**Short task:**
Set down precisely the lines from the line with "Transcribe the text in this document." through the end of the material, inclusive, and no pictures.
════════
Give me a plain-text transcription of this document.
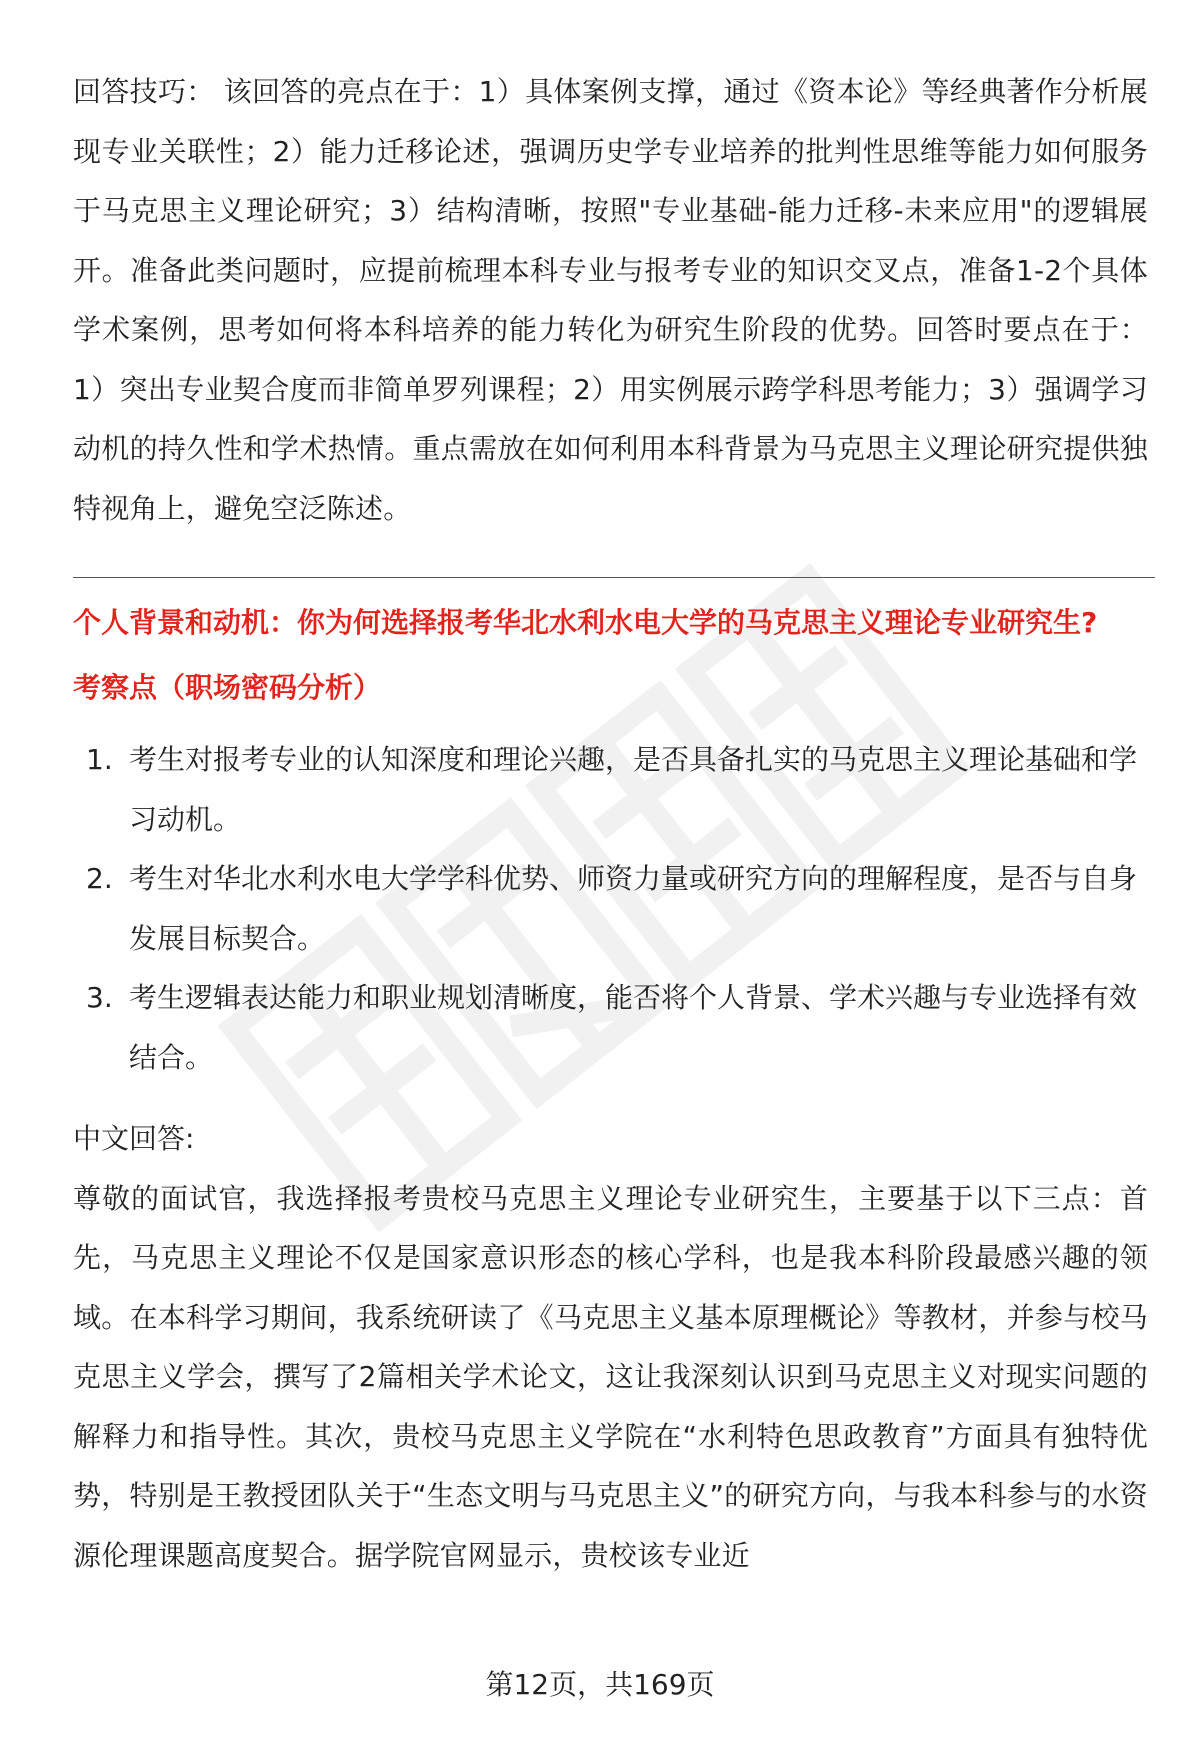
回答技巧： 该回答的亮点在于：1）具体案例支撑，通过《资本论》等经典著作分析展现专业关联性；2）能力迁移论述，强调历史学专业培养的批判性思维等能力如何服务于马克思主义理论研究；3）结构清晰，按照"专业基础-能力迁移-未来应用"的逻辑展开。准备此类问题时，应提前梳理本科专业与报考专业的知识交叉点，准备1-2个具体学术案例，思考如何将本科培养的能力转化为研究生阶段的优势。回答时要点在于：1）突出专业契合度而非简单罗列课程；2）用实例展示跨学科思考能力；3）强调学习动机的持久性和学术热情。重点需放在如何利用本科背景为马克思主义理论研究提供独特视角上，避免空泛陈述。

个人背景和动机：你为何选择报考华北水利水电大学的马克思主义理论专业研究生?

考察点（职场密码分析）

1. 考生对报考专业的认知深度和理论兴趣，是否具备扎实的马克思主义理论基础和学习动机。
2. 考生对华北水利水电大学学科优势、师资力量或研究方向的理解程度，是否与自身发展目标契合。
3. 考生逻辑表达能力和职业规划清晰度，能否将个人背景、学术兴趣与专业选择有效结合。

中文回答:

尊敬的面试官，我选择报考贵校马克思主义理论专业研究生，主要基于以下三点：首先，马克思主义理论不仅是国家意识形态的核心学科，也是我本科阶段最感兴趣的领域。在本科学习期间，我系统研读了《马克思主义基本原理概论》等教材，并参与校马克思主义学会，撰写了2篇相关学术论文，这让我深刻认识到马克思主义对现实问题的解释力和指导性。其次，贵校马克思主义学院在“水利特色思政教育”方面具有独特优势，特别是王教授团队关于“生态文明与马克思主义”的研究方向，与我本科参与的水资源伦理课题高度契合。据学院官网显示，贵校该专业近

第12页，共169页
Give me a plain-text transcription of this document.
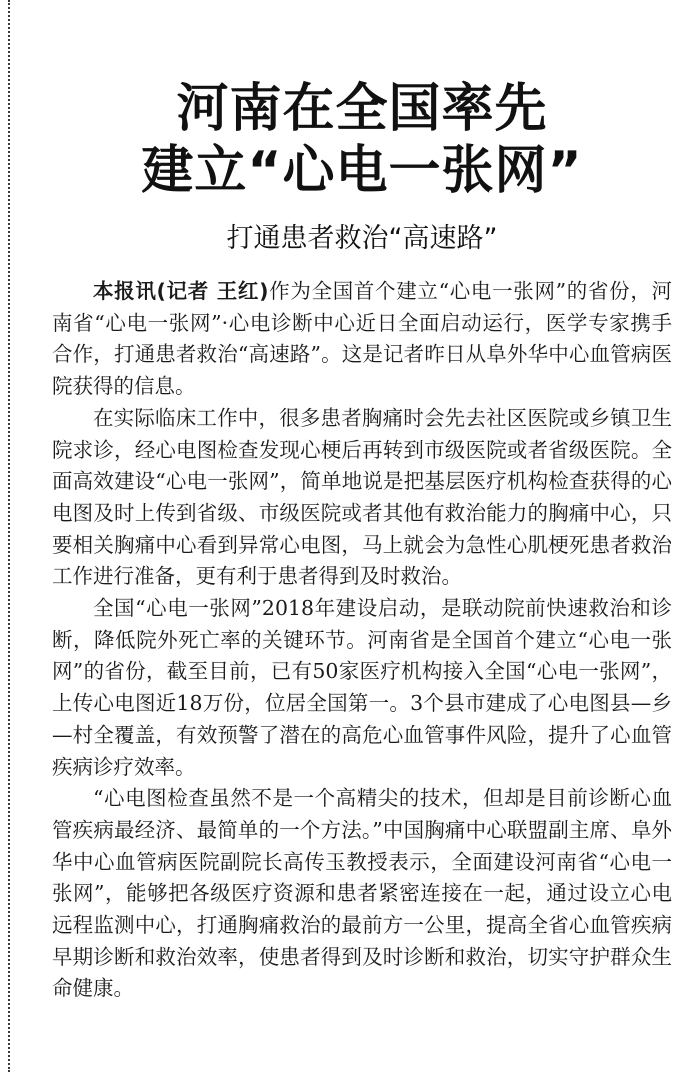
河南在全国率先
建立“心电一张网”
打通患者救治“高速路”

本报讯(记者 王红)作为全国首个建立“心电一张网”的省份，河南省“心电一张网”·心电诊断中心近日全面启动运行，医学专家携手合作，打通患者救治“高速路”。这是记者昨日从阜外华中心血管病医院获得的信息。

在实际临床工作中，很多患者胸痛时会先去社区医院或乡镇卫生院求诊，经心电图检查发现心梗后再转到市级医院或者省级医院。全面高效建设“心电一张网”，简单地说是把基层医疗机构检查获得的心电图及时上传到省级、市级医院或者其他有救治能力的胸痛中心，只要相关胸痛中心看到异常心电图，马上就会为急性心肌梗死患者救治工作进行准备，更有利于患者得到及时救治。

全国“心电一张网”2018年建设启动，是联动院前快速救治和诊断，降低院外死亡率的关键环节。河南省是全国首个建立“心电一张网”的省份，截至目前，已有50家医疗机构接入全国“心电一张网”，上传心电图近18万份，位居全国第一。3个县市建成了心电图县—乡—村全覆盖，有效预警了潜在的高危心血管事件风险，提升了心血管疾病诊疗效率。

“心电图检查虽然不是一个高精尖的技术，但却是目前诊断心血管疾病最经济、最简单的一个方法。”中国胸痛中心联盟副主席、阜外华中心血管病医院副院长高传玉教授表示，全面建设河南省“心电一张网”，能够把各级医疗资源和患者紧密连接在一起，通过设立心电远程监测中心，打通胸痛救治的最前方一公里，提高全省心血管疾病早期诊断和救治效率，使患者得到及时诊断和救治，切实守护群众生命健康。
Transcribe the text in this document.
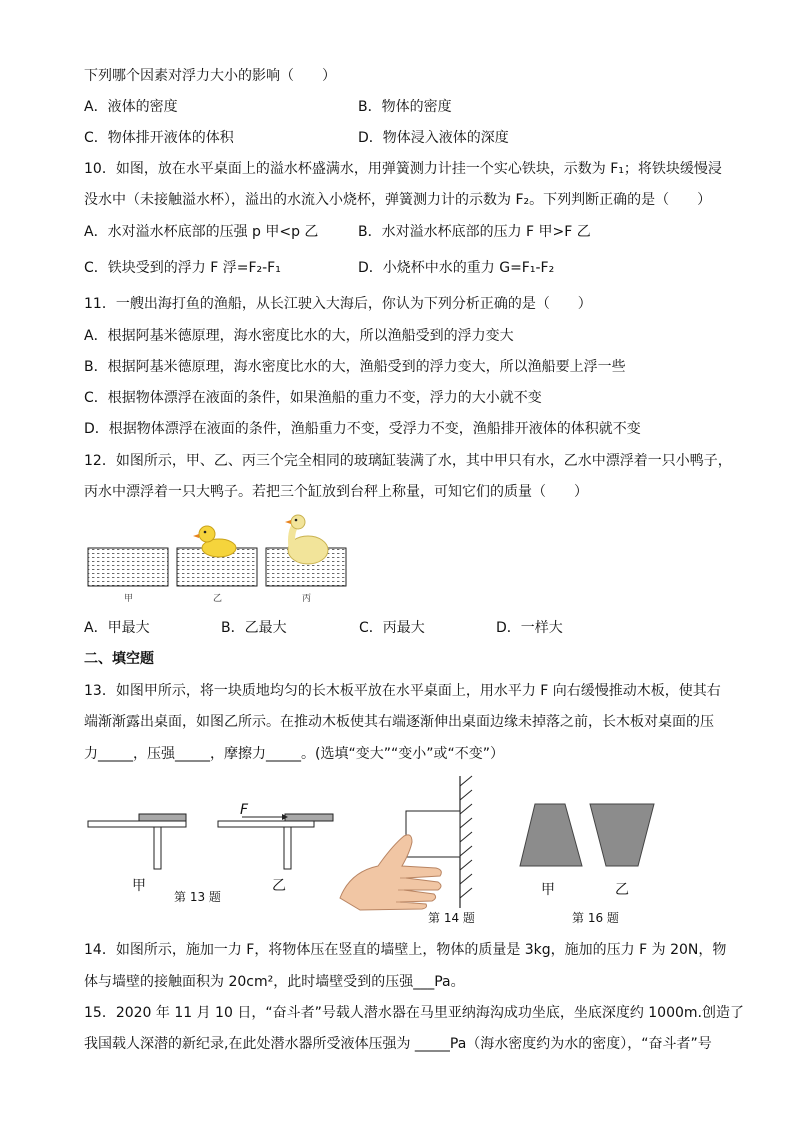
下列哪个因素对浮力大小的影响（　　）
A．液体的密度	B．物体的密度
C．物体排开液体的体积	D．物体浸入液体的深度
10．如图，放在水平桌面上的溢水杯盛满水，用弹簧测力计挂一个实心铁块，示数为 F₁；将铁块缓慢浸
没水中（未接触溢水杯），溢出的水流入小烧杯，弹簧测力计的示数为 F₂。下列判断正确的是（　　）
A．水对溢水杯底部的压强 p 甲<p 乙	B．水对溢水杯底部的压力 F 甲>F 乙
C．铁块受到的浮力 F 浮=F₂-F₁	D．小烧杯中水的重力 G=F₁-F₂
11．一艘出海打鱼的渔船，从长江驶入大海后，你认为下列分析正确的是（　　）
A．根据阿基米德原理，海水密度比水的大，所以渔船受到的浮力变大
B．根据阿基米德原理，海水密度比水的大，渔船受到的浮力变大，所以渔船要上浮一些
C．根据物体漂浮在液面的条件，如果渔船的重力不变，浮力的大小就不变
D．根据物体漂浮在液面的条件，渔船重力不变，受浮力不变，渔船排开液体的体积就不变
12．如图所示，甲、乙、丙三个完全相同的玻璃缸装满了水，其中甲只有水，乙水中漂浮着一只小鸭子，
丙水中漂浮着一只大鸭子。若把三个缸放到台秤上称量，可知它们的质量（　　）
甲	乙	丙
A．甲最大	B．乙最大	C．丙最大	D．一样大
二、填空题
13．如图甲所示，将一块质地均匀的长木板平放在水平桌面上，用水平力 F 向右缓慢推动木板，使其右
端渐渐露出桌面，如图乙所示。在推动木板使其右端逐渐伸出桌面边缘未掉落之前，长木板对桌面的压
力_____，压强_____，摩擦力_____。(选填“变大”“变小”或“不变”）
甲
第 13 题
F
乙
第 14 题
甲	乙
第 16 题
14．如图所示，施加一力 F，将物体压在竖直的墙壁上，物体的质量是 3kg，施加的压力 F 为 20N，物
体与墙壁的接触面积为 20cm²，此时墙壁受到的压强___Pa。
15．2020 年 11 月 10 日，“奋斗者”号载人潜水器在马里亚纳海沟成功坐底，坐底深度约 1000m.创造了
我国载人深潜的新纪录,在此处潜水器所受液体压强为 _____Pa（海水密度约为水的密度），“奋斗者”号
════════
**Task response:**
Transcribe the text in this document.
下列哪个因素对浮力大小的影响（　　）
A．液体的密度	B．物体的密度
C．物体排开液体的体积	D．物体浸入液体的深度
10．如图，放在水平桌面上的溢水杯盛满水，用弹簧测力计挂一个实心铁块，示数为 F₁；将铁块缓慢浸
没水中（未接触溢水杯），溢出的水流入小烧杯，弹簧测力计的示数为 F₂。下列判断正确的是（　　）
A．水对溢水杯底部的压强 p 甲<p 乙	B．水对溢水杯底部的压力 F 甲>F 乙
C．铁块受到的浮力 F 浮=F₂-F₁	D．小烧杯中水的重力 G=F₁-F₂
11．一艘出海打鱼的渔船，从长江驶入大海后，你认为下列分析正确的是（　　）
A．根据阿基米德原理，海水密度比水的大，所以渔船受到的浮力变大
B．根据阿基米德原理，海水密度比水的大，渔船受到的浮力变大，所以渔船要上浮一些
C．根据物体漂浮在液面的条件，如果渔船的重力不变，浮力的大小就不变
D．根据物体漂浮在液面的条件，渔船重力不变，受浮力不变，渔船排开液体的体积就不变
12．如图所示，甲、乙、丙三个完全相同的玻璃缸装满了水，其中甲只有水，乙水中漂浮着一只小鸭子，
丙水中漂浮着一只大鸭子。若把三个缸放到台秤上称量，可知它们的质量（　　）
甲	乙	丙
A．甲最大	B．乙最大	C．丙最大	D．一样大
二、填空题
13．如图甲所示，将一块质地均匀的长木板平放在水平桌面上，用水平力 F 向右缓慢推动木板，使其右
端渐渐露出桌面，如图乙所示。在推动木板使其右端逐渐伸出桌面边缘未掉落之前，长木板对桌面的压
力_____，压强_____，摩擦力_____。(选填“变大”“变小”或“不变”）
甲
第 13 题
F
乙
第 14 题
甲	乙
第 16 题
14．如图所示，施加一力 F，将物体压在竖直的墙壁上，物体的质量是 3kg，施加的压力 F 为 20N，物
体与墙壁的接触面积为 20cm²，此时墙壁受到的压强___Pa。
15．2020 年 11 月 10 日，“奋斗者”号载人潜水器在马里亚纳海沟成功坐底，坐底深度约 1000m.创造了
我国载人深潜的新纪录,在此处潜水器所受液体压强为 _____Pa（海水密度约为水的密度），“奋斗者”号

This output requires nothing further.